Records from a data collection
★ ★ ★ ★

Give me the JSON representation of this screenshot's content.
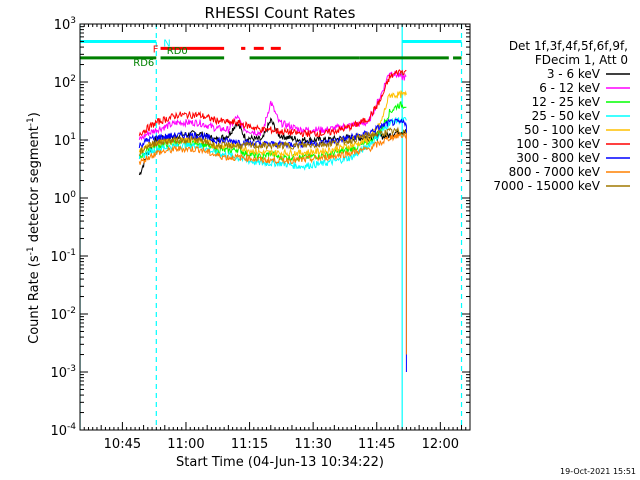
{
  "chart_data": {
    "type": "line",
    "title": "RHESSI Count Rates",
    "xlabel": "Start Time (04-Jun-13 10:34:22)",
    "ylabel_prefix": "Count Rate (s",
    "ylabel_sup1": "-1",
    "ylabel_mid": " detector segment",
    "ylabel_sup2": "-1",
    "ylabel_suffix": ")",
    "y_scale": "log",
    "x_unit": "UT time (HH:MM)",
    "xlim": [
      "10:35",
      "12:07"
    ],
    "ylim": [
      0.0001,
      1000
    ],
    "x_tick_labels": [
      "10:45",
      "11:00",
      "11:15",
      "11:30",
      "11:45",
      "12:00"
    ],
    "y_tick_labels": [
      {
        "base": "10",
        "exp": "3"
      },
      {
        "base": "10",
        "exp": "2"
      },
      {
        "base": "10",
        "exp": "1"
      },
      {
        "base": "10",
        "exp": "0"
      },
      {
        "base": "10",
        "exp": "-1"
      },
      {
        "base": "10",
        "exp": "-2"
      },
      {
        "base": "10",
        "exp": "-3"
      },
      {
        "base": "10",
        "exp": "-4"
      }
    ],
    "legend": {
      "position": "right",
      "header": [
        "Det 1f,3f,4f,5f,6f,9f,",
        "FDecim 1, Att 0"
      ]
    },
    "series": [
      {
        "name": "3 - 6 keV",
        "color": "#000000",
        "points": [
          [
            "10:49",
            2.5
          ],
          [
            "10:51",
            6
          ],
          [
            "10:53",
            10
          ],
          [
            "10:58",
            12
          ],
          [
            "11:03",
            13
          ],
          [
            "11:07",
            10
          ],
          [
            "11:10",
            12
          ],
          [
            "11:12",
            20
          ],
          [
            "11:14",
            11
          ],
          [
            "11:18",
            10
          ],
          [
            "11:20",
            22
          ],
          [
            "11:22",
            12
          ],
          [
            "11:27",
            10
          ],
          [
            "11:33",
            10
          ],
          [
            "11:39",
            11
          ],
          [
            "11:43",
            11
          ],
          [
            "11:48",
            12
          ],
          [
            "11:50",
            14
          ],
          [
            "11:52",
            14
          ]
        ]
      },
      {
        "name": "6 - 12 keV",
        "color": "#ff00ff",
        "points": [
          [
            "10:49",
            10
          ],
          [
            "10:51",
            13
          ],
          [
            "10:53",
            15
          ],
          [
            "10:58",
            20
          ],
          [
            "11:03",
            20
          ],
          [
            "11:07",
            16
          ],
          [
            "11:10",
            15
          ],
          [
            "11:12",
            25
          ],
          [
            "11:14",
            15
          ],
          [
            "11:18",
            13
          ],
          [
            "11:20",
            45
          ],
          [
            "11:22",
            20
          ],
          [
            "11:27",
            15
          ],
          [
            "11:33",
            15
          ],
          [
            "11:39",
            18
          ],
          [
            "11:43",
            20
          ],
          [
            "11:46",
            60
          ],
          [
            "11:48",
            150
          ],
          [
            "11:50",
            130
          ],
          [
            "11:51",
            120
          ],
          [
            "11:52",
            120
          ]
        ]
      },
      {
        "name": "12 - 25 keV",
        "color": "#00ff00",
        "points": [
          [
            "10:49",
            5
          ],
          [
            "10:51",
            7
          ],
          [
            "10:53",
            8
          ],
          [
            "10:58",
            9
          ],
          [
            "11:03",
            9
          ],
          [
            "11:07",
            7
          ],
          [
            "11:10",
            6.5
          ],
          [
            "11:12",
            7
          ],
          [
            "11:14",
            6
          ],
          [
            "11:18",
            5
          ],
          [
            "11:20",
            6
          ],
          [
            "11:22",
            5
          ],
          [
            "11:27",
            5
          ],
          [
            "11:33",
            5.5
          ],
          [
            "11:39",
            7
          ],
          [
            "11:43",
            9
          ],
          [
            "11:46",
            15
          ],
          [
            "11:48",
            30
          ],
          [
            "11:50",
            40
          ],
          [
            "11:52",
            40
          ]
        ]
      },
      {
        "name": "25 - 50 keV",
        "color": "#00ffff",
        "points": [
          [
            "10:49",
            5
          ],
          [
            "10:51",
            6
          ],
          [
            "10:53",
            7
          ],
          [
            "10:58",
            8
          ],
          [
            "11:03",
            8
          ],
          [
            "11:07",
            6
          ],
          [
            "11:10",
            5.5
          ],
          [
            "11:12",
            5
          ],
          [
            "11:14",
            4.5
          ],
          [
            "11:18",
            4
          ],
          [
            "11:20",
            4
          ],
          [
            "11:22",
            4
          ],
          [
            "11:27",
            3.5
          ],
          [
            "11:33",
            4
          ],
          [
            "11:39",
            5
          ],
          [
            "11:43",
            8
          ],
          [
            "11:46",
            13
          ],
          [
            "11:48",
            20
          ],
          [
            "11:50",
            22
          ],
          [
            "11:52",
            22
          ]
        ]
      },
      {
        "name": "50 - 100 keV",
        "color": "#ffc000",
        "points": [
          [
            "10:49",
            6
          ],
          [
            "10:51",
            8
          ],
          [
            "10:53",
            9
          ],
          [
            "10:58",
            10
          ],
          [
            "11:03",
            10
          ],
          [
            "11:07",
            8
          ],
          [
            "11:10",
            8
          ],
          [
            "11:12",
            8
          ],
          [
            "11:14",
            7
          ],
          [
            "11:18",
            6
          ],
          [
            "11:20",
            6
          ],
          [
            "11:22",
            6
          ],
          [
            "11:27",
            6
          ],
          [
            "11:33",
            6.5
          ],
          [
            "11:39",
            8
          ],
          [
            "11:43",
            10
          ],
          [
            "11:46",
            20
          ],
          [
            "11:48",
            60
          ],
          [
            "11:50",
            60
          ],
          [
            "11:52",
            60
          ]
        ]
      },
      {
        "name": "100 - 300 keV",
        "color": "#ff0000",
        "points": [
          [
            "10:49",
            13
          ],
          [
            "10:51",
            16
          ],
          [
            "10:53",
            20
          ],
          [
            "10:58",
            27
          ],
          [
            "11:03",
            27
          ],
          [
            "11:07",
            22
          ],
          [
            "11:10",
            20
          ],
          [
            "11:12",
            20
          ],
          [
            "11:14",
            18
          ],
          [
            "11:18",
            15
          ],
          [
            "11:20",
            15
          ],
          [
            "11:22",
            14
          ],
          [
            "11:27",
            13
          ],
          [
            "11:33",
            13
          ],
          [
            "11:39",
            17
          ],
          [
            "11:43",
            23
          ],
          [
            "11:46",
            50
          ],
          [
            "11:48",
            120
          ],
          [
            "11:50",
            150
          ],
          [
            "11:52",
            150
          ]
        ]
      },
      {
        "name": "300 - 800 keV",
        "color": "#0000ff",
        "points": [
          [
            "10:49",
            8
          ],
          [
            "10:51",
            10
          ],
          [
            "10:53",
            11
          ],
          [
            "10:58",
            12
          ],
          [
            "11:03",
            12
          ],
          [
            "11:07",
            10
          ],
          [
            "11:10",
            9.5
          ],
          [
            "11:12",
            9.5
          ],
          [
            "11:14",
            9
          ],
          [
            "11:18",
            8.5
          ],
          [
            "11:20",
            8.5
          ],
          [
            "11:22",
            8.5
          ],
          [
            "11:27",
            8.5
          ],
          [
            "11:33",
            9
          ],
          [
            "11:39",
            11
          ],
          [
            "11:43",
            13
          ],
          [
            "11:46",
            17
          ],
          [
            "11:48",
            20
          ],
          [
            "11:50",
            20
          ],
          [
            "11:52",
            20
          ],
          [
            "11:52",
            0.001
          ]
        ]
      },
      {
        "name": "800 - 7000 keV",
        "color": "#ff8000",
        "points": [
          [
            "10:49",
            4
          ],
          [
            "10:51",
            5
          ],
          [
            "10:53",
            6
          ],
          [
            "10:58",
            7
          ],
          [
            "11:03",
            7
          ],
          [
            "11:07",
            5.5
          ],
          [
            "11:10",
            5
          ],
          [
            "11:12",
            5
          ],
          [
            "11:14",
            5
          ],
          [
            "11:18",
            4.5
          ],
          [
            "11:20",
            4.5
          ],
          [
            "11:22",
            4.5
          ],
          [
            "11:27",
            4.5
          ],
          [
            "11:33",
            5
          ],
          [
            "11:39",
            6
          ],
          [
            "11:43",
            7
          ],
          [
            "11:46",
            9
          ],
          [
            "11:48",
            11
          ],
          [
            "11:50",
            12
          ],
          [
            "11:52",
            12
          ],
          [
            "11:52",
            0.002
          ]
        ]
      },
      {
        "name": "7000 - 15000 keV",
        "color": "#a07800",
        "points": [
          [
            "10:49",
            6
          ],
          [
            "10:51",
            8
          ],
          [
            "10:53",
            9
          ],
          [
            "10:58",
            10
          ],
          [
            "11:03",
            10
          ],
          [
            "11:07",
            8
          ],
          [
            "11:10",
            8
          ],
          [
            "11:12",
            8
          ],
          [
            "11:14",
            8
          ],
          [
            "11:18",
            8
          ],
          [
            "11:20",
            8
          ],
          [
            "11:22",
            8
          ],
          [
            "11:27",
            8
          ],
          [
            "11:33",
            8.5
          ],
          [
            "11:39",
            10
          ],
          [
            "11:43",
            12
          ],
          [
            "11:46",
            13
          ],
          [
            "11:48",
            14
          ],
          [
            "11:50",
            14
          ],
          [
            "11:52",
            14
          ]
        ]
      }
    ],
    "vertical_lines": [
      {
        "time": "10:35",
        "color": "#00ffff",
        "style": "solid"
      },
      {
        "time": "10:53",
        "color": "#00ffff",
        "style": "dashed"
      },
      {
        "time": "11:51",
        "color": "#00ffff",
        "style": "solid"
      },
      {
        "time": "12:05",
        "color": "#00ffff",
        "style": "dashed"
      }
    ],
    "flag_bars": [
      {
        "label": "",
        "color": "#00ffff",
        "y": 500,
        "style": "solid",
        "segments": [
          [
            "10:35",
            "10:53"
          ],
          [
            "11:51",
            "12:05"
          ]
        ]
      },
      {
        "label": "N",
        "color": "#00ffff",
        "y": 500,
        "style": "solid",
        "segments": []
      },
      {
        "label": "F",
        "color": "#ff0000",
        "y": 380,
        "style": "solid",
        "segments": [
          [
            "10:54",
            "11:09"
          ],
          [
            "11:13",
            "11:14"
          ]
        ]
      },
      {
        "label": "",
        "color": "#ff0000",
        "y": 380,
        "style": "dashed",
        "segments": [
          [
            "11:16",
            "11:24"
          ]
        ]
      },
      {
        "label": "RD0",
        "color": "#008000",
        "y": 260,
        "style": "solid",
        "segments": [
          [
            "10:54",
            "11:09"
          ],
          [
            "11:15",
            "11:41"
          ],
          [
            "11:41",
            "12:02"
          ],
          [
            "12:03",
            "12:05"
          ]
        ]
      },
      {
        "label": "RD6",
        "color": "#008000",
        "y": 260,
        "style": "solid",
        "segments": [
          [
            "10:35",
            "10:53"
          ]
        ]
      }
    ]
  },
  "timestamp": "19-Oct-2021 15:51"
}
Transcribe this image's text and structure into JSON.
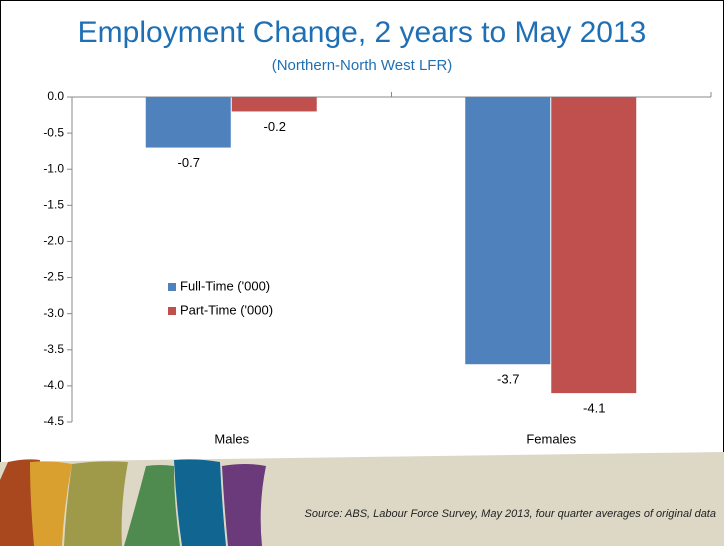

★ ★ ★ ★

→ What to do
Copy each line of the entries that includes the word "Count".

→ Answer to the task
    "title": "RHESSI Count Rates",
    "ylabel_prefix": "Count Rate (s",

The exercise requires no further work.